EXERCISE » Show each line of the data below that has the string "arrow" in it.

--- Start of RECORDS PROVIDED ---

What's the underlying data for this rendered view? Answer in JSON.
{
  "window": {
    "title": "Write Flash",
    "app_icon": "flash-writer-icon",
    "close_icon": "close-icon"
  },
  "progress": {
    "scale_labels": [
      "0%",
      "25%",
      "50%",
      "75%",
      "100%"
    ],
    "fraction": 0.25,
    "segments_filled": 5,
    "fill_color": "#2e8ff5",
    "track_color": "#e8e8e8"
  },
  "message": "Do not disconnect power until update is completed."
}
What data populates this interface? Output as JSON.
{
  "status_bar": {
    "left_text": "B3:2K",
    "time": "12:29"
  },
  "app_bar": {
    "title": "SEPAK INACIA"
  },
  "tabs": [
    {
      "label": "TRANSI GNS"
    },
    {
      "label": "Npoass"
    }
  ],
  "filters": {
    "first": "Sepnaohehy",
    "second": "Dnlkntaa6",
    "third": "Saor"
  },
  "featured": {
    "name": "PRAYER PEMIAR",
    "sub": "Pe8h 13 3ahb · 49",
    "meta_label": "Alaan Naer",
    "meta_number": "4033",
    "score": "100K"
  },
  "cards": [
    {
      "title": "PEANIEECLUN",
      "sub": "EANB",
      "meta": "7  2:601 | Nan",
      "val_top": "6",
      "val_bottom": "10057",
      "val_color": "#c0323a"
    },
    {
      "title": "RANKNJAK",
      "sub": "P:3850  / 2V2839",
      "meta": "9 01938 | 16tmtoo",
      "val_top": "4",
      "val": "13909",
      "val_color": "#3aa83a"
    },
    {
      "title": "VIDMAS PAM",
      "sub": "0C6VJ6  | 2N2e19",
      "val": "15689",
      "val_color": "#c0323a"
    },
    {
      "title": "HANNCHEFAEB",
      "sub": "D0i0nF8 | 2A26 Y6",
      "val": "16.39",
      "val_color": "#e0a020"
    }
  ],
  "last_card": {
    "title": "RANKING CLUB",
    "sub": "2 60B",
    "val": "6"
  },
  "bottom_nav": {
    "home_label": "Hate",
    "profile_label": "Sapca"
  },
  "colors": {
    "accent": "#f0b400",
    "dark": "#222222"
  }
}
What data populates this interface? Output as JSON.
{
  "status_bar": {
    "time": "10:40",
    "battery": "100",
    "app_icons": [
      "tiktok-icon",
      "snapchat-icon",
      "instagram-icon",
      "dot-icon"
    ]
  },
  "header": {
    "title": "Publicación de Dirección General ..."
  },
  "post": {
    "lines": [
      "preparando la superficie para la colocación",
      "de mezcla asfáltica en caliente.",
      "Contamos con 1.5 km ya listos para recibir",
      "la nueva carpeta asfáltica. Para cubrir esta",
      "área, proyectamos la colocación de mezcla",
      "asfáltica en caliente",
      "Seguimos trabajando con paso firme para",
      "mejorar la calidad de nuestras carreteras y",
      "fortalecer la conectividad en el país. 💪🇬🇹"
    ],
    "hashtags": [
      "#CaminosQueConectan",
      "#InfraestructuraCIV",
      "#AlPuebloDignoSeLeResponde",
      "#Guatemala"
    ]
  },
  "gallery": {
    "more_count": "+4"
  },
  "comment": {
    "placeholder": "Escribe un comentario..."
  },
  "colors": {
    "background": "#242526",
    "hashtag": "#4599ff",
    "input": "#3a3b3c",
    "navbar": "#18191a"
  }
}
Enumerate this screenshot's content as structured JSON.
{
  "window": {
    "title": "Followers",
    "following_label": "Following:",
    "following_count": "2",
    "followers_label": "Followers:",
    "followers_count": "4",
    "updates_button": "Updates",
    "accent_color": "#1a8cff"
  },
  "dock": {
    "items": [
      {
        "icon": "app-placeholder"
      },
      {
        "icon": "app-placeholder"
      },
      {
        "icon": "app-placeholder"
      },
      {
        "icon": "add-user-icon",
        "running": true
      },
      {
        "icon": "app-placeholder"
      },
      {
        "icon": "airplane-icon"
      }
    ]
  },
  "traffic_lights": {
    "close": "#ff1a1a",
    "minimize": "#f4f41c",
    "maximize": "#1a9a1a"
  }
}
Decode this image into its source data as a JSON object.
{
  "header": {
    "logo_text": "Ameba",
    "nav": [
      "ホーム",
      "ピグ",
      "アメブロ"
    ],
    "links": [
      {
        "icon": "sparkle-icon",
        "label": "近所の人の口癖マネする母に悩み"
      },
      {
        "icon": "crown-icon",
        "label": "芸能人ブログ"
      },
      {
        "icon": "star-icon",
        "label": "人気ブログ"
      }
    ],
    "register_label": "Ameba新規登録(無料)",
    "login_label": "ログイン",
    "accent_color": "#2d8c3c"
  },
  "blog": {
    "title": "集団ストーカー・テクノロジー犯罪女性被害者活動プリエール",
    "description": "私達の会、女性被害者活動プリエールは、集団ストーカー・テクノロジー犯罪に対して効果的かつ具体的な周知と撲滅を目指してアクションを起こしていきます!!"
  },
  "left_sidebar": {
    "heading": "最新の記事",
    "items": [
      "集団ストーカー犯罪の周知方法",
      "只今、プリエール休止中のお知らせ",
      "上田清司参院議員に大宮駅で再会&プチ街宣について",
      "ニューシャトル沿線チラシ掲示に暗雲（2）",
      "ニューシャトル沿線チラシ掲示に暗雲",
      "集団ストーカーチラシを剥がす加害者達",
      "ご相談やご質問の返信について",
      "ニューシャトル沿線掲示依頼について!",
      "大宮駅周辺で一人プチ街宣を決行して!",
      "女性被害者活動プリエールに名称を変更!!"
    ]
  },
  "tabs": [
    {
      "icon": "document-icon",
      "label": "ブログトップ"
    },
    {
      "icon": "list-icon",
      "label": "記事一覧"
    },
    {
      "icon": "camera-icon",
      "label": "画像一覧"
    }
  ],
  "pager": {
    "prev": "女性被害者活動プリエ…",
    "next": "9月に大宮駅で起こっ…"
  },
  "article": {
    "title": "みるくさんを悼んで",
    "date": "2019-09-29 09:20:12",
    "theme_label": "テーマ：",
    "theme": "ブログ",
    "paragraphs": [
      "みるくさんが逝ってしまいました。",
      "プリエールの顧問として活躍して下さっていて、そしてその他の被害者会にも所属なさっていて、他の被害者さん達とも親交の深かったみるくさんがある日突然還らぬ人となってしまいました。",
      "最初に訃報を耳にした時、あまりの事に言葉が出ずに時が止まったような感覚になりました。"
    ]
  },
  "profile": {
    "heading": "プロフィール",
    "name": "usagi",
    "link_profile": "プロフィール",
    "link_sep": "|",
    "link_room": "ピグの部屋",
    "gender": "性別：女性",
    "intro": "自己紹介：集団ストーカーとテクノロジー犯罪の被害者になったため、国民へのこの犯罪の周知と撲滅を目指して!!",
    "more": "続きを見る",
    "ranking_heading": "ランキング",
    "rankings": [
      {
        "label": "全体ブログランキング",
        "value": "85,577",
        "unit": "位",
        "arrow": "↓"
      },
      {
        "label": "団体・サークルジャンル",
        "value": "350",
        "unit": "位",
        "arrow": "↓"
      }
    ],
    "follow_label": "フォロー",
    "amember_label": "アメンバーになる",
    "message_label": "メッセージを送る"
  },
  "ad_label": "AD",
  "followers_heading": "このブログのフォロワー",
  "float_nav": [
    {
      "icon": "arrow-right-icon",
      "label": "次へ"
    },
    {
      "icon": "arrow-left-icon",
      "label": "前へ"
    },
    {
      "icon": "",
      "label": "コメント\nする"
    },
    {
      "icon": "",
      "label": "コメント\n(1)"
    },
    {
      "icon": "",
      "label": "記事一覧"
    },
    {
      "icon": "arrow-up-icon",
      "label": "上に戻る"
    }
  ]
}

--- End of RECORDS PROVIDED ---

EXERCISE SOLUTION »
        "arrow": "↓"
        "arrow": "↓"
      "icon": "arrow-right-icon",
      "icon": "arrow-left-icon",
      "icon": "arrow-up-icon",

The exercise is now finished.